### Material ###

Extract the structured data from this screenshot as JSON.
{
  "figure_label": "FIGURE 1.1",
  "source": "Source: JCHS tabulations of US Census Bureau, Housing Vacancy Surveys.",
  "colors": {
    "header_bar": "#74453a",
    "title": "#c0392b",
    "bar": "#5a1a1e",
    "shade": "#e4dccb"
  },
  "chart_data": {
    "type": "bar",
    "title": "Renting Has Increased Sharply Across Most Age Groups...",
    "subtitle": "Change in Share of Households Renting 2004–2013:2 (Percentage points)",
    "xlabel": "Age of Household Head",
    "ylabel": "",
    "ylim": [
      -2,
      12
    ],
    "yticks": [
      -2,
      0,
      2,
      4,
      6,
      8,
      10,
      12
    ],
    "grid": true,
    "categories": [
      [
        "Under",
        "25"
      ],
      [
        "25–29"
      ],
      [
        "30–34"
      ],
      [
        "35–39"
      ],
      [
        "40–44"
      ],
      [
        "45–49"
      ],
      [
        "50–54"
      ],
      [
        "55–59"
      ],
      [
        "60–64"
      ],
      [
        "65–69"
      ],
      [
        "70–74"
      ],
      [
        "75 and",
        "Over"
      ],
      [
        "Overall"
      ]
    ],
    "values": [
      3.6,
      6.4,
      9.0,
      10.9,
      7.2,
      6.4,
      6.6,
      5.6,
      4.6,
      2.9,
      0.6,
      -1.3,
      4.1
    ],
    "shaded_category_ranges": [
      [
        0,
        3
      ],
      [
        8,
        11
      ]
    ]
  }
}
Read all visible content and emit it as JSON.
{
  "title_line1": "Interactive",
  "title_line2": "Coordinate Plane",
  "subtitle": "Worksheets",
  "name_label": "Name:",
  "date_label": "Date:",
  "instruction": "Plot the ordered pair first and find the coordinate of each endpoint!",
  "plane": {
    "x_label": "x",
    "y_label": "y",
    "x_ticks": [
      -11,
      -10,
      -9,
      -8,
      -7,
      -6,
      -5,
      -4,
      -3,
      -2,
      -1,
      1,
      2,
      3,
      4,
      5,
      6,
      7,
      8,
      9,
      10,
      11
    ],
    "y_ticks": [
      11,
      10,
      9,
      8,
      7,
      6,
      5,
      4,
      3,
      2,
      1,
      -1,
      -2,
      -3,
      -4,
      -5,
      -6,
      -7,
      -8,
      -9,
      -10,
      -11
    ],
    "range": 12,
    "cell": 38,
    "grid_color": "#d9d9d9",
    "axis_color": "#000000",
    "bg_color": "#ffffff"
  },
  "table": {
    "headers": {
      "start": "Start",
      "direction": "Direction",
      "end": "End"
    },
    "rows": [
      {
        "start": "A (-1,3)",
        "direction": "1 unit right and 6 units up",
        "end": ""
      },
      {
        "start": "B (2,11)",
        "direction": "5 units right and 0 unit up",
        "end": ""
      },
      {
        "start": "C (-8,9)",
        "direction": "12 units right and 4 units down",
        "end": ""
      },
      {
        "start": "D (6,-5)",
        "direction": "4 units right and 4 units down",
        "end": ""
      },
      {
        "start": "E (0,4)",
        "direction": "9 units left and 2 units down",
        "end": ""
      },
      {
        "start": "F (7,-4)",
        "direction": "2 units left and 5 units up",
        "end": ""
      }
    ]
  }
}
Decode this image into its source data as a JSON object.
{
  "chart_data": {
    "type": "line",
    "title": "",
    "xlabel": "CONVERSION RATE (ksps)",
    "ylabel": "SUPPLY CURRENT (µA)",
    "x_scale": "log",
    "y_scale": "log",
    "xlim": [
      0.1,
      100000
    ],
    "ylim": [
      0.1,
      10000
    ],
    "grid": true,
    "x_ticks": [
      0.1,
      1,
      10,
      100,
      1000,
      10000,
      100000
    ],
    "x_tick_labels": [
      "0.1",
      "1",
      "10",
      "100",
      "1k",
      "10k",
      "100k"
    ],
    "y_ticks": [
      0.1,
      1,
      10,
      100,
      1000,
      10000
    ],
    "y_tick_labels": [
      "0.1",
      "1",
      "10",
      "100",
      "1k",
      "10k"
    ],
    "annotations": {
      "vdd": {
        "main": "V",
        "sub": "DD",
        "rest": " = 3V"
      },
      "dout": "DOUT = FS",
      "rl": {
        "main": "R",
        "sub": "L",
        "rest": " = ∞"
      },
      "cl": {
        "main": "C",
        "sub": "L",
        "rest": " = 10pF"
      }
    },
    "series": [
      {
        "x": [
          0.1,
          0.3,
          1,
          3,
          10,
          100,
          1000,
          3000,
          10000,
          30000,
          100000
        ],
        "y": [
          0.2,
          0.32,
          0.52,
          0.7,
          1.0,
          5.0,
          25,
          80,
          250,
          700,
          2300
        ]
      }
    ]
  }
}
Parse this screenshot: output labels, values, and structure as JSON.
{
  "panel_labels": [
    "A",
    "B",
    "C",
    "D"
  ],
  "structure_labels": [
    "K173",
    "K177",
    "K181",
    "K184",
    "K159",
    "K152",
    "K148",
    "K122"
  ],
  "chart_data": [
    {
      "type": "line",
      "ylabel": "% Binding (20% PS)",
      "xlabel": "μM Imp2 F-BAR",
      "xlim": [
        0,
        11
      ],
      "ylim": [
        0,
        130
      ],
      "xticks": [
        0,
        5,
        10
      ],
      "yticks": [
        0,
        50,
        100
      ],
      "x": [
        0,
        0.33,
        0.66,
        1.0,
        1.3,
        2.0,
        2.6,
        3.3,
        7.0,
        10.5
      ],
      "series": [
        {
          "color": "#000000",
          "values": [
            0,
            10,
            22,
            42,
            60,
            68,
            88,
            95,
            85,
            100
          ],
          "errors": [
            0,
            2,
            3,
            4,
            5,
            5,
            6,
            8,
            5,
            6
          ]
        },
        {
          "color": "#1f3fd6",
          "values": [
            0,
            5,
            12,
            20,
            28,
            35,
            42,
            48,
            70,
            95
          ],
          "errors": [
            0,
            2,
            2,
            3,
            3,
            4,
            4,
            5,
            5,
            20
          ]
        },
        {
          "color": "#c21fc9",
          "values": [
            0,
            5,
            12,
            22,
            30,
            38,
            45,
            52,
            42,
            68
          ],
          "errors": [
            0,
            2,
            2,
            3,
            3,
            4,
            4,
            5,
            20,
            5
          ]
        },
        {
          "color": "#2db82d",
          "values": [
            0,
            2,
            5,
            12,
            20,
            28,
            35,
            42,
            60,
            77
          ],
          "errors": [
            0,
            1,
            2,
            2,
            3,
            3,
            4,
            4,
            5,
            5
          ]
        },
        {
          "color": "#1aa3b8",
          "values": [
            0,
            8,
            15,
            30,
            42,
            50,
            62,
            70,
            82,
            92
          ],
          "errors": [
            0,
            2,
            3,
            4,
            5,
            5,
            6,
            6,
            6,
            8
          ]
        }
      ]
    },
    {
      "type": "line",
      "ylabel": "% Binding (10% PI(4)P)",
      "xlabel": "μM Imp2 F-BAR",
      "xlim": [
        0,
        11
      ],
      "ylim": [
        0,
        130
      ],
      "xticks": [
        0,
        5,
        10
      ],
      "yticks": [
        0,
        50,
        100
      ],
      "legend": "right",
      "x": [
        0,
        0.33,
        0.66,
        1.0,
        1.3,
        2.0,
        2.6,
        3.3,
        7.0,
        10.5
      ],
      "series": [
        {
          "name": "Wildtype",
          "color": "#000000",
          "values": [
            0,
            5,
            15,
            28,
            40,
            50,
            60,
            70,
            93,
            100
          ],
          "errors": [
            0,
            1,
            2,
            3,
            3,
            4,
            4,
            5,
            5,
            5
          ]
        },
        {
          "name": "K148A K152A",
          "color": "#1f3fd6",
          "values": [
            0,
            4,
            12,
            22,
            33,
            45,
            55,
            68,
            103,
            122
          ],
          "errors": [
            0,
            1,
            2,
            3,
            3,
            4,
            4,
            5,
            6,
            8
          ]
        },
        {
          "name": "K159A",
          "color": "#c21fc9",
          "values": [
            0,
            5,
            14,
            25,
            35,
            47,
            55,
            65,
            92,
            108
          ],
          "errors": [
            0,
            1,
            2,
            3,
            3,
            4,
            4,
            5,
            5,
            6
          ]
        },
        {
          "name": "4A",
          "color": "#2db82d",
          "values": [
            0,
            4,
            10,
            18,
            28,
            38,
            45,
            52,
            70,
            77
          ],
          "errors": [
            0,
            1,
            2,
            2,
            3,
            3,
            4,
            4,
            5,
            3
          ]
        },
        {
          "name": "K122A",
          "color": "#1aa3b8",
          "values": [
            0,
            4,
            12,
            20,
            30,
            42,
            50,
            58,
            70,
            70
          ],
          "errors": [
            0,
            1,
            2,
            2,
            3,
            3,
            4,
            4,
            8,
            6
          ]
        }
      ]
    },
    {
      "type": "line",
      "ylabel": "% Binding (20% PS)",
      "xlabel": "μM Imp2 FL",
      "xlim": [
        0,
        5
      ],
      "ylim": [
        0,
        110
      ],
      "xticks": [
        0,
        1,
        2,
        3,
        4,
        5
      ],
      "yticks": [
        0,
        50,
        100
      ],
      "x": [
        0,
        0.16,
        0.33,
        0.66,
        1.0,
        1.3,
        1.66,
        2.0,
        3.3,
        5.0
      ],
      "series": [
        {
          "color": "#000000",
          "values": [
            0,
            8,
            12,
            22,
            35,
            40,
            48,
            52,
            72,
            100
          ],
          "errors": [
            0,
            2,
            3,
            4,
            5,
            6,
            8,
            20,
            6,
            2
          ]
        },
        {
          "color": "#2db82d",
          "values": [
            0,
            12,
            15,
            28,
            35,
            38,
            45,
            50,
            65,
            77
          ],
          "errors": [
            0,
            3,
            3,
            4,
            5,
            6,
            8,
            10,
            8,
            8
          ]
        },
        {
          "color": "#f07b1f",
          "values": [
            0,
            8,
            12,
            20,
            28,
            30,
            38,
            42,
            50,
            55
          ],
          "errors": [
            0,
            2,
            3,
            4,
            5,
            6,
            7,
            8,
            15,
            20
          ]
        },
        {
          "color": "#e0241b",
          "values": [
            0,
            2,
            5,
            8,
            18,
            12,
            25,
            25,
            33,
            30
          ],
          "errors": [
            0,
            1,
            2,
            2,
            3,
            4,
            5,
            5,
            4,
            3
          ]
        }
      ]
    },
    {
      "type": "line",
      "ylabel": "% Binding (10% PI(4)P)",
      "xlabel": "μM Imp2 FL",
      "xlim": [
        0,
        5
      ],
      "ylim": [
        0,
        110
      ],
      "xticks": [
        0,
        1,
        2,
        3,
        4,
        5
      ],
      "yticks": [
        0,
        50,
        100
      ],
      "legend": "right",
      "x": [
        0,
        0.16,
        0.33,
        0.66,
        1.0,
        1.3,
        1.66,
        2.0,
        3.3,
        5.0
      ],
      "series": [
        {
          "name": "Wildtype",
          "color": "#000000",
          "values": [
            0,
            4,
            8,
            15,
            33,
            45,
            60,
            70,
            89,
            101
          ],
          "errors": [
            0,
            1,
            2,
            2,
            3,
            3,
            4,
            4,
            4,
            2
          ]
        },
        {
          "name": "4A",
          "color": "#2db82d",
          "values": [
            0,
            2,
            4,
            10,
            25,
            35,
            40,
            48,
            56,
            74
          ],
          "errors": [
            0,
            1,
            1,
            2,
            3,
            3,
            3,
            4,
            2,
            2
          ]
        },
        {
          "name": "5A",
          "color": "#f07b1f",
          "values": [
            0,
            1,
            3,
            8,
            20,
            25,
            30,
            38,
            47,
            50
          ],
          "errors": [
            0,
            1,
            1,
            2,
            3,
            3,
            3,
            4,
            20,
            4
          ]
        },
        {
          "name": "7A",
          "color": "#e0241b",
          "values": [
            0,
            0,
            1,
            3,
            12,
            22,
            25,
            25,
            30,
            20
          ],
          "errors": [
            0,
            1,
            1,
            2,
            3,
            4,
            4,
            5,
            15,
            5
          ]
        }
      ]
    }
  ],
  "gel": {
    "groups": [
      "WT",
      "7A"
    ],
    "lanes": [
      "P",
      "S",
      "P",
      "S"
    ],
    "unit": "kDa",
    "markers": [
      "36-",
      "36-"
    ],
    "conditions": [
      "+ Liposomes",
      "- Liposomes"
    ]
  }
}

###

Give only a number: how many lines of the data hold the string "this"?

3